■ **REQUEST**
Give the material again in full, matching it exactly.

■ **ENTRIES PROVIDED**
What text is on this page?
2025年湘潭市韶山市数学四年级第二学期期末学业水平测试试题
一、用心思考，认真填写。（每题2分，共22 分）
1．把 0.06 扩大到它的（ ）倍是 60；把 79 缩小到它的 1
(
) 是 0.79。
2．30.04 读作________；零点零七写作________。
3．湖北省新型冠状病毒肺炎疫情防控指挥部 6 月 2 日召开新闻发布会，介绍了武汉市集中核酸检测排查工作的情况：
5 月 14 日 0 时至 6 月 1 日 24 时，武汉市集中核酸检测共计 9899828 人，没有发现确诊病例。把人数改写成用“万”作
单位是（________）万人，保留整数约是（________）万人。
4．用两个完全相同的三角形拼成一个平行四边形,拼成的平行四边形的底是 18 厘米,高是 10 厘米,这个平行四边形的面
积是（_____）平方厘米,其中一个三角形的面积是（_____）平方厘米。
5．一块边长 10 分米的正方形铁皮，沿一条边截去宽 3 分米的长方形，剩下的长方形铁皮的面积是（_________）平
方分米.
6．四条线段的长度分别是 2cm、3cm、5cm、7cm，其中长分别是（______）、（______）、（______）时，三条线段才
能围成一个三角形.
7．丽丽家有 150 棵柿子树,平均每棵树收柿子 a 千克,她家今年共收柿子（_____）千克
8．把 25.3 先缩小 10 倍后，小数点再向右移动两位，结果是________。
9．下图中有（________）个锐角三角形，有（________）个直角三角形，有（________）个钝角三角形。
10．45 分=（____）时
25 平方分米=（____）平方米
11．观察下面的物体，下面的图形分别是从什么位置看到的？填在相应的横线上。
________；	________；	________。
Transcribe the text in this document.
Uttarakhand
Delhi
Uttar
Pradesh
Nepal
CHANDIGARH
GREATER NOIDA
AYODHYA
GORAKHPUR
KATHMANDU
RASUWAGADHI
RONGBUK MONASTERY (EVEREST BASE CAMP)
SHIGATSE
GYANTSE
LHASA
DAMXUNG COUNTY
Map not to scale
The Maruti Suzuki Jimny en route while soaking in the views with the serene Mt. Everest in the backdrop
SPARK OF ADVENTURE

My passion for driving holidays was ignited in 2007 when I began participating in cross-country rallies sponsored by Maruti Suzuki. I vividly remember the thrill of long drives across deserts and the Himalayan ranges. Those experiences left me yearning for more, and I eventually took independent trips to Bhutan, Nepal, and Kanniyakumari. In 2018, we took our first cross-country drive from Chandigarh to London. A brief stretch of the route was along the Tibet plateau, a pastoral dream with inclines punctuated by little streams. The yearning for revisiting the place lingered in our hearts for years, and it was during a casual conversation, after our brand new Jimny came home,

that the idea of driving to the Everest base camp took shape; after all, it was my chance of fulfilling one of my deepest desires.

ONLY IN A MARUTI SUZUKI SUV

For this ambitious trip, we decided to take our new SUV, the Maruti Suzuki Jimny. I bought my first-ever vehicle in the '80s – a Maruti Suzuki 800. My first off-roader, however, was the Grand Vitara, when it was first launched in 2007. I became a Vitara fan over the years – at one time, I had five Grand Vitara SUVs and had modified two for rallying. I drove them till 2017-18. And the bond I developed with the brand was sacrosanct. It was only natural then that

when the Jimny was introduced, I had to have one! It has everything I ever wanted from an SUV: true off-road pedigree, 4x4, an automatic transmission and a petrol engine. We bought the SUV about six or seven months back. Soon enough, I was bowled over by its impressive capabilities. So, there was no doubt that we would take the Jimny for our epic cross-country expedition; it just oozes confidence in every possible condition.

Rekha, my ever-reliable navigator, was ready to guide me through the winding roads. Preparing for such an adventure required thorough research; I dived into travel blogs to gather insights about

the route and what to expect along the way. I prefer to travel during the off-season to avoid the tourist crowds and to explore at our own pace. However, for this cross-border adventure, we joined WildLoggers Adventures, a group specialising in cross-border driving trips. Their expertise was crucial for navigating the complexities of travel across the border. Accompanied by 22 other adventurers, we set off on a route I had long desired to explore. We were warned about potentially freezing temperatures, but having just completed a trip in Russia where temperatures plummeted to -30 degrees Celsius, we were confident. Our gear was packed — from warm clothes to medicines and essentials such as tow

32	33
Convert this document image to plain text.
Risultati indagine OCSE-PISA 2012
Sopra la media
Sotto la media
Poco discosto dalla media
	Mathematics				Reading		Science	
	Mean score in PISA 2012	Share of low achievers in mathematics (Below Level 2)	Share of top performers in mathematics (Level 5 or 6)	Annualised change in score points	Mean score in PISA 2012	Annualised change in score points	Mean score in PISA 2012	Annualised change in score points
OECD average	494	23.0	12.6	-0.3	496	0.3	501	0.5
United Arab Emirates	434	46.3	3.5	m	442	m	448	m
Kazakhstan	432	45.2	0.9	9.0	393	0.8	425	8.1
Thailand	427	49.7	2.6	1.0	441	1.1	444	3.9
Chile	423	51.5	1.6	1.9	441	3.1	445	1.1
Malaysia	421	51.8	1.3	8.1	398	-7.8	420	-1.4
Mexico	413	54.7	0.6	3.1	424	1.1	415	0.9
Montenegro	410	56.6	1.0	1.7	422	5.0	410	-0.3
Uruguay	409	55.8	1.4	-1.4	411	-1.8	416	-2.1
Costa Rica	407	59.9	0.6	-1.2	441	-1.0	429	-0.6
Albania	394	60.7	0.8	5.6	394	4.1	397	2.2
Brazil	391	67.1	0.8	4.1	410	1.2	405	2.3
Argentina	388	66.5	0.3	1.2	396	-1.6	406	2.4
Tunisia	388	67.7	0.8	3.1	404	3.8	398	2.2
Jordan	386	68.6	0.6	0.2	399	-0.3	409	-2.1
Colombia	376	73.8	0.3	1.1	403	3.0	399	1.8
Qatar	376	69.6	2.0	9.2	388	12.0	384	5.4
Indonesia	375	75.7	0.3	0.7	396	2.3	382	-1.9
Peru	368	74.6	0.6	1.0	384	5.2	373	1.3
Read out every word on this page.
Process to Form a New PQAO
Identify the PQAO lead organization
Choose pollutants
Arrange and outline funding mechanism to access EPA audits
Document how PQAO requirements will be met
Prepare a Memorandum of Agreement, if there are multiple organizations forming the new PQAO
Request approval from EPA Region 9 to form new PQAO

■ **RESPONSE TO THE EXERCISE**
What text is on this page?
2025年湘潭市韶山市数学四年级第二学期期末学业水平测试试题
一、用心思考，认真填写。（每题2分，共22 分）
1．把 0.06 扩大到它的（ ）倍是 60；把 79 缩小到它的 1
(
) 是 0.79。
2．30.04 读作________；零点零七写作________。
3．湖北省新型冠状病毒肺炎疫情防控指挥部 6 月 2 日召开新闻发布会，介绍了武汉市集中核酸检测排查工作的情况：
5 月 14 日 0 时至 6 月 1 日 24 时，武汉市集中核酸检测共计 9899828 人，没有发现确诊病例。把人数改写成用“万”作
单位是（________）万人，保留整数约是（________）万人。
4．用两个完全相同的三角形拼成一个平行四边形,拼成的平行四边形的底是 18 厘米,高是 10 厘米,这个平行四边形的面
积是（_____）平方厘米,其中一个三角形的面积是（_____）平方厘米。
5．一块边长 10 分米的正方形铁皮，沿一条边截去宽 3 分米的长方形，剩下的长方形铁皮的面积是（_________）平
方分米.
6．四条线段的长度分别是 2cm、3cm、5cm、7cm，其中长分别是（______）、（______）、（______）时，三条线段才
能围成一个三角形.
7．丽丽家有 150 棵柿子树,平均每棵树收柿子 a 千克,她家今年共收柿子（_____）千克
8．把 25.3 先缩小 10 倍后，小数点再向右移动两位，结果是________。
9．下图中有（________）个锐角三角形，有（________）个直角三角形，有（________）个钝角三角形。
10．45 分=（____）时
25 平方分米=（____）平方米
11．观察下面的物体，下面的图形分别是从什么位置看到的？填在相应的横线上。
________；	________；	________。
Transcribe the text in this document.
Uttarakhand
Delhi
Uttar
Pradesh
Nepal
CHANDIGARH
GREATER NOIDA
AYODHYA
GORAKHPUR
KATHMANDU
RASUWAGADHI
RONGBUK MONASTERY (EVEREST BASE CAMP)
SHIGATSE
GYANTSE
LHASA
DAMXUNG COUNTY
Map not to scale
The Maruti Suzuki Jimny en route while soaking in the views with the serene Mt. Everest in the backdrop
SPARK OF ADVENTURE

My passion for driving holidays was ignited in 2007 when I began participating in cross-country rallies sponsored by Maruti Suzuki. I vividly remember the thrill of long drives across deserts and the Himalayan ranges. Those experiences left me yearning for more, and I eventually took independent trips to Bhutan, Nepal, and Kanniyakumari. In 2018, we took our first cross-country drive from Chandigarh to London. A brief stretch of the route was along the Tibet plateau, a pastoral dream with inclines punctuated by little streams. The yearning for revisiting the place lingered in our hearts for years, and it was during a casual conversation, after our brand new Jimny came home,

that the idea of driving to the Everest base camp took shape; after all, it was my chance of fulfilling one of my deepest desires.

ONLY IN A MARUTI SUZUKI SUV

For this ambitious trip, we decided to take our new SUV, the Maruti Suzuki Jimny. I bought my first-ever vehicle in the '80s – a Maruti Suzuki 800. My first off-roader, however, was the Grand Vitara, when it was first launched in 2007. I became a Vitara fan over the years – at one time, I had five Grand Vitara SUVs and had modified two for rallying. I drove them till 2017-18. And the bond I developed with the brand was sacrosanct. It was only natural then that

when the Jimny was introduced, I had to have one! It has everything I ever wanted from an SUV: true off-road pedigree, 4x4, an automatic transmission and a petrol engine. We bought the SUV about six or seven months back. Soon enough, I was bowled over by its impressive capabilities. So, there was no doubt that we would take the Jimny for our epic cross-country expedition; it just oozes confidence in every possible condition.

Rekha, my ever-reliable navigator, was ready to guide me through the winding roads. Preparing for such an adventure required thorough research; I dived into travel blogs to gather insights about

the route and what to expect along the way. I prefer to travel during the off-season to avoid the tourist crowds and to explore at our own pace. However, for this cross-border adventure, we joined WildLoggers Adventures, a group specialising in cross-border driving trips. Their expertise was crucial for navigating the complexities of travel across the border. Accompanied by 22 other adventurers, we set off on a route I had long desired to explore. We were warned about potentially freezing temperatures, but having just completed a trip in Russia where temperatures plummeted to -30 degrees Celsius, we were confident. Our gear was packed — from warm clothes to medicines and essentials such as tow

32	33
Convert this document image to plain text.
Risultati indagine OCSE-PISA 2012
Sopra la media
Sotto la media
Poco discosto dalla media
	Mathematics				Reading		Science	
	Mean score in PISA 2012	Share of low achievers in mathematics (Below Level 2)	Share of top performers in mathematics (Level 5 or 6)	Annualised change in score points	Mean score in PISA 2012	Annualised change in score points	Mean score in PISA 2012	Annualised change in score points
OECD average	494	23.0	12.6	-0.3	496	0.3	501	0.5
United Arab Emirates	434	46.3	3.5	m	442	m	448	m
Kazakhstan	432	45.2	0.9	9.0	393	0.8	425	8.1
Thailand	427	49.7	2.6	1.0	441	1.1	444	3.9
Chile	423	51.5	1.6	1.9	441	3.1	445	1.1
Malaysia	421	51.8	1.3	8.1	398	-7.8	420	-1.4
Mexico	413	54.7	0.6	3.1	424	1.1	415	0.9
Montenegro	410	56.6	1.0	1.7	422	5.0	410	-0.3
Uruguay	409	55.8	1.4	-1.4	411	-1.8	416	-2.1
Costa Rica	407	59.9	0.6	-1.2	441	-1.0	429	-0.6
Albania	394	60.7	0.8	5.6	394	4.1	397	2.2
Brazil	391	67.1	0.8	4.1	410	1.2	405	2.3
Argentina	388	66.5	0.3	1.2	396	-1.6	406	2.4
Tunisia	388	67.7	0.8	3.1	404	3.8	398	2.2
Jordan	386	68.6	0.6	0.2	399	-0.3	409	-2.1
Colombia	376	73.8	0.3	1.1	403	3.0	399	1.8
Qatar	376	69.6	2.0	9.2	388	12.0	384	5.4
Indonesia	375	75.7	0.3	0.7	396	2.3	382	-1.9
Peru	368	74.6	0.6	1.0	384	5.2	373	1.3
Read out every word on this page.
Process to Form a New PQAO
Identify the PQAO lead organization
Choose pollutants
Arrange and outline funding mechanism to access EPA audits
Document how PQAO requirements will be met
Prepare a Memorandum of Agreement, if there are multiple organizations forming the new PQAO
Request approval from EPA Region 9 to form new PQAO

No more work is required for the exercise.